[A run of records]

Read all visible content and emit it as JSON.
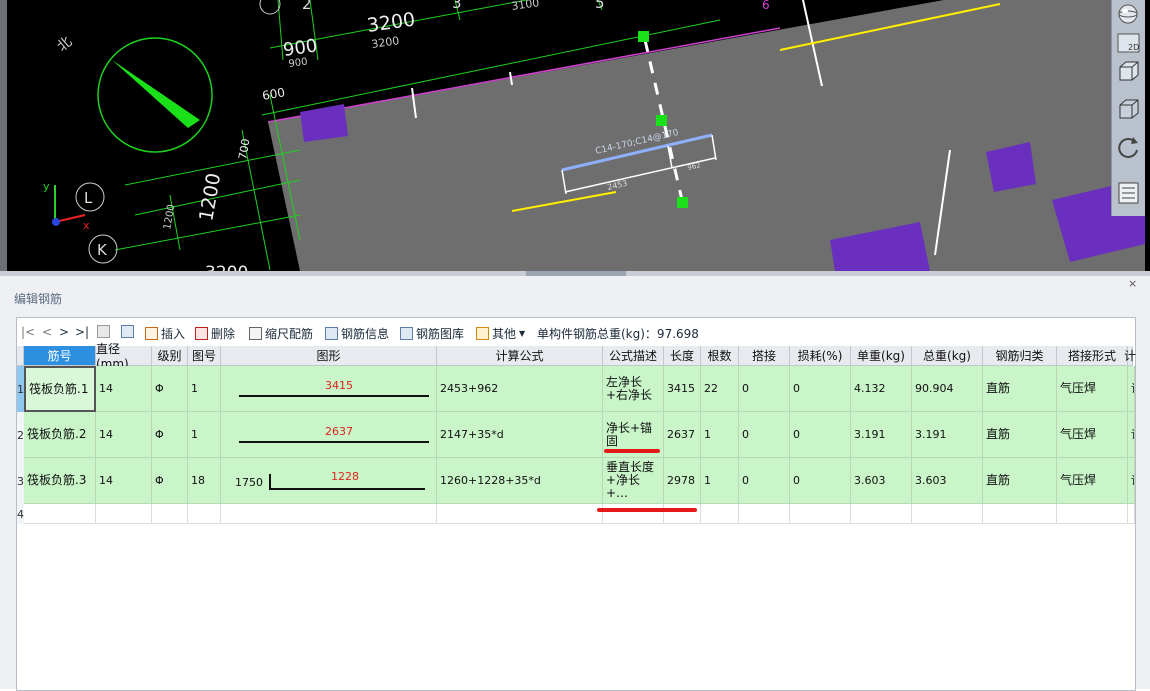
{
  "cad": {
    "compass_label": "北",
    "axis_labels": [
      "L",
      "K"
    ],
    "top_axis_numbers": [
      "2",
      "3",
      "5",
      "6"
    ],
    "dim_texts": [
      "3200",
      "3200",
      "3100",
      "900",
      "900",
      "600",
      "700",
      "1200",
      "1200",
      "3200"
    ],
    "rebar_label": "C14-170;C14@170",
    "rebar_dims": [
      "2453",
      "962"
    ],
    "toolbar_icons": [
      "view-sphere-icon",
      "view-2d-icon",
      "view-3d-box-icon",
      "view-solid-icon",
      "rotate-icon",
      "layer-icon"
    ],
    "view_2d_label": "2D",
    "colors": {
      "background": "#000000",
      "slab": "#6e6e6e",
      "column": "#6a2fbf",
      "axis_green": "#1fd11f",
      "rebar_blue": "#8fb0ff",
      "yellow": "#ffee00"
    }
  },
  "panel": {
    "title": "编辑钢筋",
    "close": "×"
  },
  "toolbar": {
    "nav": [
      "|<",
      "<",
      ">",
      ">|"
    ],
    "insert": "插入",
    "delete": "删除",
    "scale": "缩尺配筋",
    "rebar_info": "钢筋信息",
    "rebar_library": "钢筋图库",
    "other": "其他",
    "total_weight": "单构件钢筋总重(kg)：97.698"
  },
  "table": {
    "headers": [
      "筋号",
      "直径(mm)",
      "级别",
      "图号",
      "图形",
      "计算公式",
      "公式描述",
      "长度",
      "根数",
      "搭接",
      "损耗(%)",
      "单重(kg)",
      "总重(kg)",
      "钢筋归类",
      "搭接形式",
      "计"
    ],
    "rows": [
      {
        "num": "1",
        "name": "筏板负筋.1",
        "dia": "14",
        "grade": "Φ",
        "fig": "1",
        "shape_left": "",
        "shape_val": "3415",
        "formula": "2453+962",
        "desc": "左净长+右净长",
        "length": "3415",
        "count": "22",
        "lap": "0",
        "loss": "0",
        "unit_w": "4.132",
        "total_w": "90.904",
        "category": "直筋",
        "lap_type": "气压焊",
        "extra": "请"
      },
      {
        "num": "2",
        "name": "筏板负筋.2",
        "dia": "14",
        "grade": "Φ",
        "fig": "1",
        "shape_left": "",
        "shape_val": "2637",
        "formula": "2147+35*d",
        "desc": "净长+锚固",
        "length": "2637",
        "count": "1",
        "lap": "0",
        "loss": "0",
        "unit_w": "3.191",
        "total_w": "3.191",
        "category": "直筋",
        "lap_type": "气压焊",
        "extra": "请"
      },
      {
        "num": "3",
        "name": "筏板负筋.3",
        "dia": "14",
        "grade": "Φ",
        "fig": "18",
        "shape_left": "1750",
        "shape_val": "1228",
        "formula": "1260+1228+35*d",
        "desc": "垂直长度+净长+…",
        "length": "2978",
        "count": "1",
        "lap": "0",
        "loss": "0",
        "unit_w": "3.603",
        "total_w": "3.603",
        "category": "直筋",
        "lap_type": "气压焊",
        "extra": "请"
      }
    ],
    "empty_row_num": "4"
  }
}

• Given task
Repeat the entries exactly and keep the pictures out of the copy.

• Worked solution
Read all visible content and emit it as JSON.
{
  "cad": {
    "compass_label": "北",
    "axis_labels": [
      "L",
      "K"
    ],
    "top_axis_numbers": [
      "2",
      "3",
      "5",
      "6"
    ],
    "dim_texts": [
      "3200",
      "3200",
      "3100",
      "900",
      "900",
      "600",
      "700",
      "1200",
      "1200",
      "3200"
    ],
    "rebar_label": "C14-170;C14@170",
    "rebar_dims": [
      "2453",
      "962"
    ],
    "toolbar_icons": [
      "view-sphere-icon",
      "view-2d-icon",
      "view-3d-box-icon",
      "view-solid-icon",
      "rotate-icon",
      "layer-icon"
    ],
    "view_2d_label": "2D",
    "colors": {
      "background": "#000000",
      "slab": "#6e6e6e",
      "column": "#6a2fbf",
      "axis_green": "#1fd11f",
      "rebar_blue": "#8fb0ff",
      "yellow": "#ffee00"
    }
  },
  "panel": {
    "title": "编辑钢筋",
    "close": "×"
  },
  "toolbar": {
    "nav": [
      "|<",
      "<",
      ">",
      ">|"
    ],
    "insert": "插入",
    "delete": "删除",
    "scale": "缩尺配筋",
    "rebar_info": "钢筋信息",
    "rebar_library": "钢筋图库",
    "other": "其他",
    "total_weight": "单构件钢筋总重(kg)：97.698"
  },
  "table": {
    "headers": [
      "筋号",
      "直径(mm)",
      "级别",
      "图号",
      "图形",
      "计算公式",
      "公式描述",
      "长度",
      "根数",
      "搭接",
      "损耗(%)",
      "单重(kg)",
      "总重(kg)",
      "钢筋归类",
      "搭接形式",
      "计"
    ],
    "rows": [
      {
        "num": "1",
        "name": "筏板负筋.1",
        "dia": "14",
        "grade": "Φ",
        "fig": "1",
        "shape_left": "",
        "shape_val": "3415",
        "formula": "2453+962",
        "desc": "左净长+右净长",
        "length": "3415",
        "count": "22",
        "lap": "0",
        "loss": "0",
        "unit_w": "4.132",
        "total_w": "90.904",
        "category": "直筋",
        "lap_type": "气压焊",
        "extra": "请"
      },
      {
        "num": "2",
        "name": "筏板负筋.2",
        "dia": "14",
        "grade": "Φ",
        "fig": "1",
        "shape_left": "",
        "shape_val": "2637",
        "formula": "2147+35*d",
        "desc": "净长+锚固",
        "length": "2637",
        "count": "1",
        "lap": "0",
        "loss": "0",
        "unit_w": "3.191",
        "total_w": "3.191",
        "category": "直筋",
        "lap_type": "气压焊",
        "extra": "请"
      },
      {
        "num": "3",
        "name": "筏板负筋.3",
        "dia": "14",
        "grade": "Φ",
        "fig": "18",
        "shape_left": "1750",
        "shape_val": "1228",
        "formula": "1260+1228+35*d",
        "desc": "垂直长度+净长+…",
        "length": "2978",
        "count": "1",
        "lap": "0",
        "loss": "0",
        "unit_w": "3.603",
        "total_w": "3.603",
        "category": "直筋",
        "lap_type": "气压焊",
        "extra": "请"
      }
    ],
    "empty_row_num": "4"
  }
}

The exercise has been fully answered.